Given data:
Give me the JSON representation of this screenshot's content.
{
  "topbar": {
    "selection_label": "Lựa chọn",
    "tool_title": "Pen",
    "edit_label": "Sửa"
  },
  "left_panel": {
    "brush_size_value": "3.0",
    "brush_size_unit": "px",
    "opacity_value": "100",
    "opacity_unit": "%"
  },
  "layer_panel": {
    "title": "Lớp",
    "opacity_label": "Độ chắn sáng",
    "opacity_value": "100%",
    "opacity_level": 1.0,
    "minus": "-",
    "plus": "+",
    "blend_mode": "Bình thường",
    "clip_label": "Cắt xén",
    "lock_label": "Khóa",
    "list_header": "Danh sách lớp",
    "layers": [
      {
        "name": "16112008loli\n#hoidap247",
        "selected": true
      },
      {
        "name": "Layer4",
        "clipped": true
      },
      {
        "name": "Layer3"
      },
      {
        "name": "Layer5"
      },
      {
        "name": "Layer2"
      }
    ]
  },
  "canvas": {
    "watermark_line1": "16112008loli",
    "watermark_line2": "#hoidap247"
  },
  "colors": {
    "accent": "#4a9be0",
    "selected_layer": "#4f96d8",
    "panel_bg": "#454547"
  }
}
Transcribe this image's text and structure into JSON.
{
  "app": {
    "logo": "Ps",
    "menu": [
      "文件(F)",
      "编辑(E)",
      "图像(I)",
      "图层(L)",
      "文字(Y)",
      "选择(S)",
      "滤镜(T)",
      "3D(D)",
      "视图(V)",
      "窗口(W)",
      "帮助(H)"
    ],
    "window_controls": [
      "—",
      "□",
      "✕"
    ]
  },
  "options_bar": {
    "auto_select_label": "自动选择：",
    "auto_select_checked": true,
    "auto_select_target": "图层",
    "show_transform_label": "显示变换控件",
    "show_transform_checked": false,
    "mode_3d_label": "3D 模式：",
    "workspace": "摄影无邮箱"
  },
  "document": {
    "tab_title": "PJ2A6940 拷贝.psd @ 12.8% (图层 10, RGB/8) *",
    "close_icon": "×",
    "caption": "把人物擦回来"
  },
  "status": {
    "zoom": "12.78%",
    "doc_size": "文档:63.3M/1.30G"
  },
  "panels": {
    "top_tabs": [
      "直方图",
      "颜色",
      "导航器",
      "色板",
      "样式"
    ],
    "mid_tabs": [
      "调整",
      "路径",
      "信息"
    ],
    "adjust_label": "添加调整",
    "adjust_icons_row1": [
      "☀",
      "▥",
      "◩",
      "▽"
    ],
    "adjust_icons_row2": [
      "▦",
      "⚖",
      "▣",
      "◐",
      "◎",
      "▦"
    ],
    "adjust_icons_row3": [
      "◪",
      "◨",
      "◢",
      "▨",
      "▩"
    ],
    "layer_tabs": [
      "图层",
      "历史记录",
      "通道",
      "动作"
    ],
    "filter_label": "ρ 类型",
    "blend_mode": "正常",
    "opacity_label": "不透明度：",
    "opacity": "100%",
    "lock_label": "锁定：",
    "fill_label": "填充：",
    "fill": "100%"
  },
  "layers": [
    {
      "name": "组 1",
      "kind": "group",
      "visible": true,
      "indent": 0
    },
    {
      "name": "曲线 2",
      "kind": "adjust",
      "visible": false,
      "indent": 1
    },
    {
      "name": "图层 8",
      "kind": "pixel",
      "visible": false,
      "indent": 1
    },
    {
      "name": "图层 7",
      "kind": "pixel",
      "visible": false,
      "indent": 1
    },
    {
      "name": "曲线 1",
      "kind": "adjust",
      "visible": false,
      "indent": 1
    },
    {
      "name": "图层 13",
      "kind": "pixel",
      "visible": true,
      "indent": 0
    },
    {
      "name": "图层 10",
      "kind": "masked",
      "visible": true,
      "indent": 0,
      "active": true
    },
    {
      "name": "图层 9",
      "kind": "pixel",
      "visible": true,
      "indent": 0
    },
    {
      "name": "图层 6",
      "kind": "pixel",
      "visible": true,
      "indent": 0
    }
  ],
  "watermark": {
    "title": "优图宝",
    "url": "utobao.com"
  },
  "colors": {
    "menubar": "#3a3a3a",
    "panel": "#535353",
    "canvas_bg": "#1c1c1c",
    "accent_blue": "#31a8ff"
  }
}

Set exercise: Reproduce the listing in full. Keep it exactly as written.

Result:
Give me the JSON representation of this screenshot's content.
{
  "topbar": {
    "selection_label": "Lựa chọn",
    "tool_title": "Pen",
    "edit_label": "Sửa"
  },
  "left_panel": {
    "brush_size_value": "3.0",
    "brush_size_unit": "px",
    "opacity_value": "100",
    "opacity_unit": "%"
  },
  "layer_panel": {
    "title": "Lớp",
    "opacity_label": "Độ chắn sáng",
    "opacity_value": "100%",
    "opacity_level": 1.0,
    "minus": "-",
    "plus": "+",
    "blend_mode": "Bình thường",
    "clip_label": "Cắt xén",
    "lock_label": "Khóa",
    "list_header": "Danh sách lớp",
    "layers": [
      {
        "name": "16112008loli\n#hoidap247",
        "selected": true
      },
      {
        "name": "Layer4",
        "clipped": true
      },
      {
        "name": "Layer3"
      },
      {
        "name": "Layer5"
      },
      {
        "name": "Layer2"
      }
    ]
  },
  "canvas": {
    "watermark_line1": "16112008loli",
    "watermark_line2": "#hoidap247"
  },
  "colors": {
    "accent": "#4a9be0",
    "selected_layer": "#4f96d8",
    "panel_bg": "#454547"
  }
}
Transcribe this image's text and structure into JSON.
{
  "app": {
    "logo": "Ps",
    "menu": [
      "文件(F)",
      "编辑(E)",
      "图像(I)",
      "图层(L)",
      "文字(Y)",
      "选择(S)",
      "滤镜(T)",
      "3D(D)",
      "视图(V)",
      "窗口(W)",
      "帮助(H)"
    ],
    "window_controls": [
      "—",
      "□",
      "✕"
    ]
  },
  "options_bar": {
    "auto_select_label": "自动选择：",
    "auto_select_checked": true,
    "auto_select_target": "图层",
    "show_transform_label": "显示变换控件",
    "show_transform_checked": false,
    "mode_3d_label": "3D 模式：",
    "workspace": "摄影无邮箱"
  },
  "document": {
    "tab_title": "PJ2A6940 拷贝.psd @ 12.8% (图层 10, RGB/8) *",
    "close_icon": "×",
    "caption": "把人物擦回来"
  },
  "status": {
    "zoom": "12.78%",
    "doc_size": "文档:63.3M/1.30G"
  },
  "panels": {
    "top_tabs": [
      "直方图",
      "颜色",
      "导航器",
      "色板",
      "样式"
    ],
    "mid_tabs": [
      "调整",
      "路径",
      "信息"
    ],
    "adjust_label": "添加调整",
    "adjust_icons_row1": [
      "☀",
      "▥",
      "◩",
      "▽"
    ],
    "adjust_icons_row2": [
      "▦",
      "⚖",
      "▣",
      "◐",
      "◎",
      "▦"
    ],
    "adjust_icons_row3": [
      "◪",
      "◨",
      "◢",
      "▨",
      "▩"
    ],
    "layer_tabs": [
      "图层",
      "历史记录",
      "通道",
      "动作"
    ],
    "filter_label": "ρ 类型",
    "blend_mode": "正常",
    "opacity_label": "不透明度：",
    "opacity": "100%",
    "lock_label": "锁定：",
    "fill_label": "填充：",
    "fill": "100%"
  },
  "layers": [
    {
      "name": "组 1",
      "kind": "group",
      "visible": true,
      "indent": 0
    },
    {
      "name": "曲线 2",
      "kind": "adjust",
      "visible": false,
      "indent": 1
    },
    {
      "name": "图层 8",
      "kind": "pixel",
      "visible": false,
      "indent": 1
    },
    {
      "name": "图层 7",
      "kind": "pixel",
      "visible": false,
      "indent": 1
    },
    {
      "name": "曲线 1",
      "kind": "adjust",
      "visible": false,
      "indent": 1
    },
    {
      "name": "图层 13",
      "kind": "pixel",
      "visible": true,
      "indent": 0
    },
    {
      "name": "图层 10",
      "kind": "masked",
      "visible": true,
      "indent": 0,
      "active": true
    },
    {
      "name": "图层 9",
      "kind": "pixel",
      "visible": true,
      "indent": 0
    },
    {
      "name": "图层 6",
      "kind": "pixel",
      "visible": true,
      "indent": 0
    }
  ],
  "watermark": {
    "title": "优图宝",
    "url": "utobao.com"
  },
  "colors": {
    "menubar": "#3a3a3a",
    "panel": "#535353",
    "canvas_bg": "#1c1c1c",
    "accent_blue": "#31a8ff"
  }
}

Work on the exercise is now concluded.